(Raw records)

§ §

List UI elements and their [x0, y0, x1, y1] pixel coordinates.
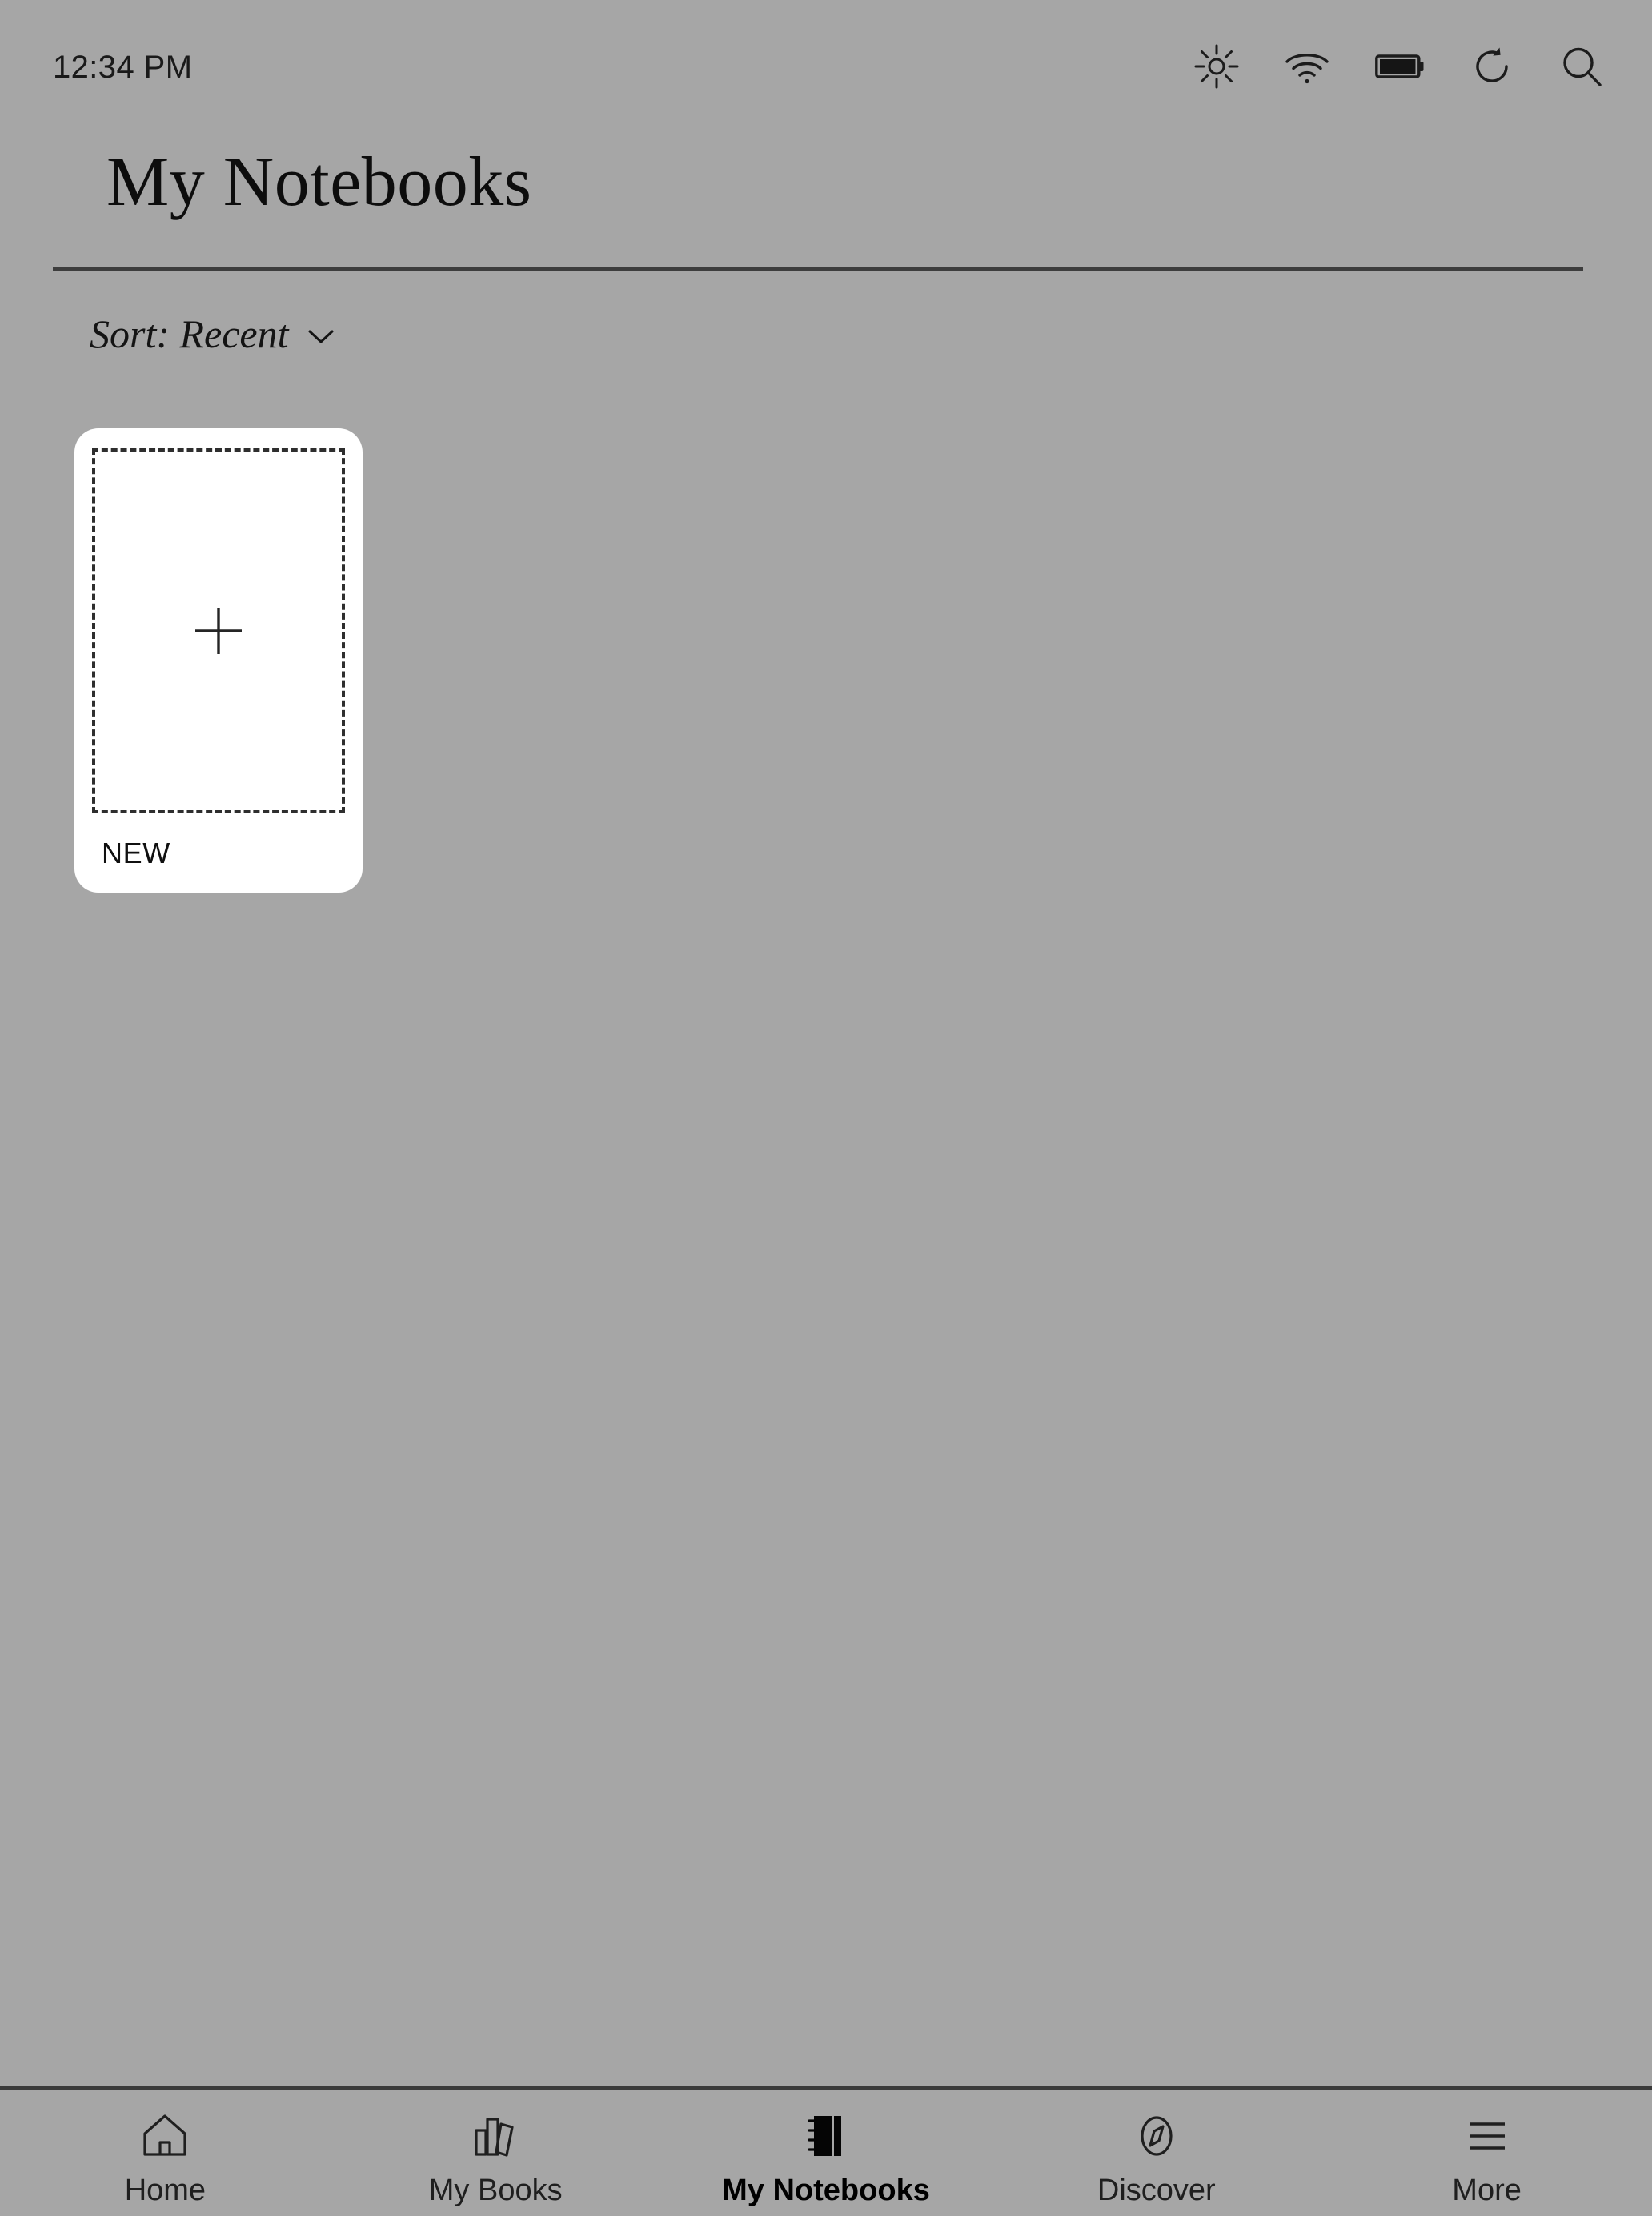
nav-item-discover[interactable]: Discover	[991, 2090, 1321, 2206]
notebook-icon	[801, 2111, 851, 2161]
status-bar-icon-group	[1194, 39, 1604, 89]
nav-label-my-books: My Books	[428, 2174, 563, 2207]
nav-label-my-notebooks: My Notebooks	[722, 2174, 930, 2207]
wifi-icon[interactable]	[1284, 48, 1330, 85]
books-icon	[471, 2111, 520, 2161]
status-bar: 12:34 PM	[0, 0, 1652, 128]
search-icon[interactable]	[1559, 44, 1604, 89]
header-divider	[53, 267, 1583, 271]
sort-label: Sort: Recent	[90, 311, 289, 356]
nav-label-home: Home	[124, 2174, 206, 2207]
nav-item-home[interactable]: Home	[0, 2090, 331, 2206]
plus-icon	[194, 606, 243, 656]
page-title: My Notebooks	[106, 143, 532, 221]
compass-icon	[1132, 2111, 1181, 2161]
battery-icon[interactable]	[1375, 53, 1425, 80]
new-notebook-dropzone[interactable]	[92, 448, 345, 813]
nav-label-more: More	[1452, 2174, 1522, 2207]
new-notebook-label: NEW	[102, 837, 170, 869]
nav-item-my-notebooks[interactable]: My Notebooks	[661, 2090, 992, 2206]
page-header: My Notebooks	[0, 143, 1652, 271]
new-notebook-card[interactable]: NEW	[74, 428, 363, 893]
nav-label-discover: Discover	[1097, 2174, 1216, 2207]
sync-icon[interactable]	[1470, 44, 1514, 89]
bottom-navigation-bar: Home My Books My Notebooks Discover More	[0, 2086, 1652, 2216]
sort-control[interactable]: Sort: Recent	[90, 314, 335, 354]
status-time: 12:34 PM	[53, 50, 193, 85]
nav-item-my-books[interactable]: My Books	[331, 2090, 661, 2206]
brightness-icon[interactable]	[1194, 44, 1239, 89]
chevron-down-icon[interactable]	[307, 322, 335, 346]
hamburger-icon	[1462, 2111, 1512, 2161]
home-icon	[140, 2111, 190, 2161]
notebook-grid: NEW	[74, 428, 363, 893]
nav-item-more[interactable]: More	[1321, 2090, 1652, 2206]
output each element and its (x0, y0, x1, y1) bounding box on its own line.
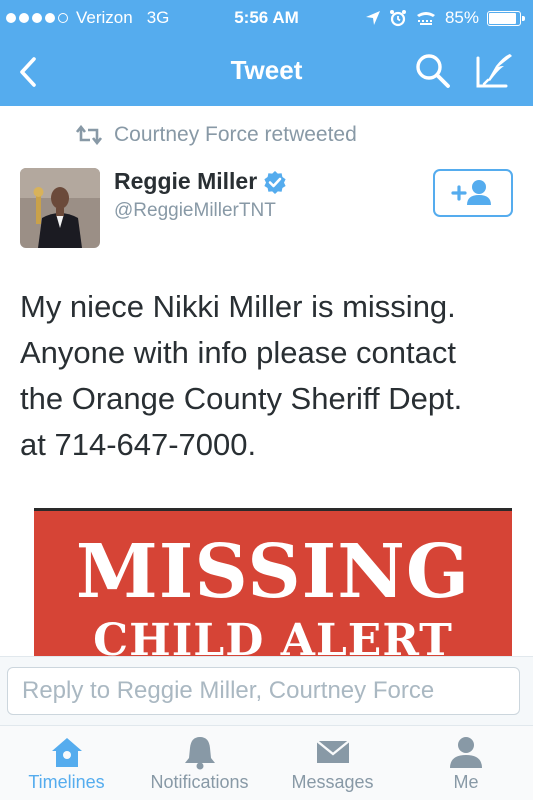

§ §

EXERCISE DETAILS | Write out the listing again with every "Sort: Recent" swapped for "Sort: Title" and nothing else changed, and leave out the pictures.

EXERCISE RESPONSE |
List UI elements and their [x0, y0, x1, y1] pixel coordinates.
nav-item-discover[interactable]: Discover	[991, 2090, 1321, 2206]
notebook-icon	[801, 2111, 851, 2161]
status-bar-icon-group	[1194, 39, 1604, 89]
nav-label-my-books: My Books	[428, 2174, 563, 2207]
nav-label-my-notebooks: My Notebooks	[722, 2174, 930, 2207]
wifi-icon[interactable]	[1284, 48, 1330, 85]
books-icon	[471, 2111, 520, 2161]
status-bar: 12:34 PM	[0, 0, 1652, 128]
search-icon[interactable]	[1559, 44, 1604, 89]
header-divider	[53, 267, 1583, 271]
sort-label: Sort: Title	[90, 311, 289, 356]
nav-label-home: Home	[124, 2174, 206, 2207]
nav-item-home[interactable]: Home	[0, 2090, 331, 2206]
plus-icon	[194, 606, 243, 656]
page-title: My Notebooks	[106, 143, 532, 221]
compass-icon	[1132, 2111, 1181, 2161]
battery-icon[interactable]	[1375, 53, 1425, 80]
new-notebook-dropzone[interactable]	[92, 448, 345, 813]
nav-label-more: More	[1452, 2174, 1522, 2207]
new-notebook-label: NEW	[102, 837, 170, 869]
nav-item-my-notebooks[interactable]: My Notebooks	[661, 2090, 992, 2206]
page-header: My Notebooks	[0, 143, 1652, 271]
new-notebook-card[interactable]: NEW	[74, 428, 363, 893]
nav-label-discover: Discover	[1097, 2174, 1216, 2207]
sync-icon[interactable]	[1470, 44, 1514, 89]
bottom-navigation-bar: Home My Books My Notebooks Discover More	[0, 2086, 1652, 2216]
sort-control[interactable]: Sort: Title	[90, 314, 335, 354]
status-time: 12:34 PM	[53, 50, 193, 85]
nav-item-my-books[interactable]: My Books	[331, 2090, 661, 2206]
brightness-icon[interactable]	[1194, 44, 1239, 89]
chevron-down-icon[interactable]	[307, 322, 335, 346]
hamburger-icon	[1462, 2111, 1512, 2161]
home-icon	[140, 2111, 190, 2161]
notebook-grid: NEW	[74, 428, 363, 893]
nav-item-more[interactable]: More	[1321, 2090, 1652, 2206]
output each element and its (x0, y0, x1, y1) bounding box on its own line.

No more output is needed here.